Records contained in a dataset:
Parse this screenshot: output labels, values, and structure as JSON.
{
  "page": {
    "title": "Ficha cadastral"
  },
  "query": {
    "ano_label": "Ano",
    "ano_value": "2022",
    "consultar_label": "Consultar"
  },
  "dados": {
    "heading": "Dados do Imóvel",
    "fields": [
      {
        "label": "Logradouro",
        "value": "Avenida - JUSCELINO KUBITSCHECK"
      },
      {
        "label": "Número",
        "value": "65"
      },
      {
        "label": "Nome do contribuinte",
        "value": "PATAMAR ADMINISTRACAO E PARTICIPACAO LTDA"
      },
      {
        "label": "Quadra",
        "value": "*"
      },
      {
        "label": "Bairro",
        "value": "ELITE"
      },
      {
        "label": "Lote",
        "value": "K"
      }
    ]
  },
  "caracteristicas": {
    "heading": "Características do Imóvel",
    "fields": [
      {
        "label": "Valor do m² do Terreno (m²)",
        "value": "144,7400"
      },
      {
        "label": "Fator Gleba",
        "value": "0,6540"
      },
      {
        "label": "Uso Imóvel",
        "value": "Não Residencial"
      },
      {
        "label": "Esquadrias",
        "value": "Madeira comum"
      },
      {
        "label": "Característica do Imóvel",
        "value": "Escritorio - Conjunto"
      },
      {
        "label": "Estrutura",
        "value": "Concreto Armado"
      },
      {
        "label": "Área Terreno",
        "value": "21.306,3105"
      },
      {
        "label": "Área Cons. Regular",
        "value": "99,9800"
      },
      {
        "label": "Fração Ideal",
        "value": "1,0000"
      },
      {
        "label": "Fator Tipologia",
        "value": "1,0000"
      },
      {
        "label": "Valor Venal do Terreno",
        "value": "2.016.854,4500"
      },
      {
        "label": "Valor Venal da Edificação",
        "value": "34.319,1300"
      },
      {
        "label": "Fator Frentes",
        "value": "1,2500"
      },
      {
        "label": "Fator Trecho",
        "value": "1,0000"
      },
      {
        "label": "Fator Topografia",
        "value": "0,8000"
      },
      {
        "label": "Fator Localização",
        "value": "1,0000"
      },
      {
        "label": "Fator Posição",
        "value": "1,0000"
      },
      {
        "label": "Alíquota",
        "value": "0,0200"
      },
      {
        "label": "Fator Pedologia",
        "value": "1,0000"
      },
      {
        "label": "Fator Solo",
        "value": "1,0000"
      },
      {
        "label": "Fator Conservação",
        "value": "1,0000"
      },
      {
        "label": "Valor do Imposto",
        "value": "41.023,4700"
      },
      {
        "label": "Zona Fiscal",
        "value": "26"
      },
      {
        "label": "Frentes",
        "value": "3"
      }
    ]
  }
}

EXERCISE: Repeat each record exactly, leaving nothing out.

RESULT:
Parse this screenshot: output labels, values, and structure as JSON.
{
  "page": {
    "title": "Ficha cadastral"
  },
  "query": {
    "ano_label": "Ano",
    "ano_value": "2022",
    "consultar_label": "Consultar"
  },
  "dados": {
    "heading": "Dados do Imóvel",
    "fields": [
      {
        "label": "Logradouro",
        "value": "Avenida - JUSCELINO KUBITSCHECK"
      },
      {
        "label": "Número",
        "value": "65"
      },
      {
        "label": "Nome do contribuinte",
        "value": "PATAMAR ADMINISTRACAO E PARTICIPACAO LTDA"
      },
      {
        "label": "Quadra",
        "value": "*"
      },
      {
        "label": "Bairro",
        "value": "ELITE"
      },
      {
        "label": "Lote",
        "value": "K"
      }
    ]
  },
  "caracteristicas": {
    "heading": "Características do Imóvel",
    "fields": [
      {
        "label": "Valor do m² do Terreno (m²)",
        "value": "144,7400"
      },
      {
        "label": "Fator Gleba",
        "value": "0,6540"
      },
      {
        "label": "Uso Imóvel",
        "value": "Não Residencial"
      },
      {
        "label": "Esquadrias",
        "value": "Madeira comum"
      },
      {
        "label": "Característica do Imóvel",
        "value": "Escritorio - Conjunto"
      },
      {
        "label": "Estrutura",
        "value": "Concreto Armado"
      },
      {
        "label": "Área Terreno",
        "value": "21.306,3105"
      },
      {
        "label": "Área Cons. Regular",
        "value": "99,9800"
      },
      {
        "label": "Fração Ideal",
        "value": "1,0000"
      },
      {
        "label": "Fator Tipologia",
        "value": "1,0000"
      },
      {
        "label": "Valor Venal do Terreno",
        "value": "2.016.854,4500"
      },
      {
        "label": "Valor Venal da Edificação",
        "value": "34.319,1300"
      },
      {
        "label": "Fator Frentes",
        "value": "1,2500"
      },
      {
        "label": "Fator Trecho",
        "value": "1,0000"
      },
      {
        "label": "Fator Topografia",
        "value": "0,8000"
      },
      {
        "label": "Fator Localização",
        "value": "1,0000"
      },
      {
        "label": "Fator Posição",
        "value": "1,0000"
      },
      {
        "label": "Alíquota",
        "value": "0,0200"
      },
      {
        "label": "Fator Pedologia",
        "value": "1,0000"
      },
      {
        "label": "Fator Solo",
        "value": "1,0000"
      },
      {
        "label": "Fator Conservação",
        "value": "1,0000"
      },
      {
        "label": "Valor do Imposto",
        "value": "41.023,4700"
      },
      {
        "label": "Zona Fiscal",
        "value": "26"
      },
      {
        "label": "Frentes",
        "value": "3"
      }
    ]
  }
}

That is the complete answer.